*WORK INSTRUCTIONS*: Reproduce word for word the part of the CAPTCHA-solving prompt between "objective(description: str)" and "reveal the answer.", inclusive.

Are CAPTCHAs Still Bot-hard? Generalized Visual CAPTCHA Solving with Agentic Vision Language Model


Input:
For each frame:
  Frame image
  Frame caption in format Frame f

Prompt:
## Objective
The task image contains n frame(s).

First, provide one-sentence visual description of each frame.
Second, identify the relationships between frames.
Third, using the information, identify the sequential events and the final visual criteria that leads to solving the task.

Use these Python tools:
describe(frame_id: int, description: str)
relate(frame_id1: int, frame_id2: int = None, relationship: str = '')
objective(description: str)

## Guidelines
1. The output should be a Python block.
2. The third step should be generic enough, it should not reveal the answer.
3. In the third step, all event should begin with atomic verbs like `click`, `slide`, `drag`, `draw` and refer to choices/states rather than objects.
4. Please describe rectangle boxes with hints (e.g., case sensitivity), instructions, or placeholders as input fields.

Output:
An executable Python block using the tools to add descriptions, relations to frames, and also identify the objective.

*RECORDS PROVIDED*:

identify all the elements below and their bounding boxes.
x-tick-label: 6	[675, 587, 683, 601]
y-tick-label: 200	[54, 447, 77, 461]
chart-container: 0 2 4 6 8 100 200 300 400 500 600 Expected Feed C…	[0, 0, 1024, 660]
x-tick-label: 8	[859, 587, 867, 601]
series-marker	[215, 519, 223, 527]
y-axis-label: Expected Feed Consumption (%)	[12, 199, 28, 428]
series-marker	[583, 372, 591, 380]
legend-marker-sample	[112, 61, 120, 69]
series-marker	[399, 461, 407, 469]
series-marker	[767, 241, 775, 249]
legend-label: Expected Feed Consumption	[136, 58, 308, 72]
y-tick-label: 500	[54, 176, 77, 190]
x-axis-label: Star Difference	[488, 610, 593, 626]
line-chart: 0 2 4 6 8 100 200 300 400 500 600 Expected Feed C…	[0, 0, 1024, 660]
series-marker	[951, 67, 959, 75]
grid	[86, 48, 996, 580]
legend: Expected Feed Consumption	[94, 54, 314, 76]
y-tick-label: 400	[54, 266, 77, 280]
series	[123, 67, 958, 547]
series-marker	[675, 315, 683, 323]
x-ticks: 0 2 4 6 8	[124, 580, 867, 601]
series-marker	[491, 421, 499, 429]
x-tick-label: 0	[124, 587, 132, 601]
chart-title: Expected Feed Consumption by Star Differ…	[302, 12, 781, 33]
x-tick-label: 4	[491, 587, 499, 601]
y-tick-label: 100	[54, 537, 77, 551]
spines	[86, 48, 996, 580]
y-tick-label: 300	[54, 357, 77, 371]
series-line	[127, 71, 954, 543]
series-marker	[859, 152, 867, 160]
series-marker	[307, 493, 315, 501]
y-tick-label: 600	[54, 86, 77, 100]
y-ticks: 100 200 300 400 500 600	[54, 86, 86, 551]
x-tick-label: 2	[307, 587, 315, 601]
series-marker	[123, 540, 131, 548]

*EXERCISE ANSWER*:
objective(description: str)

## Guidelines
1. The output should be a Python block.
2. The third step should be generic enough, it should not reveal the answer.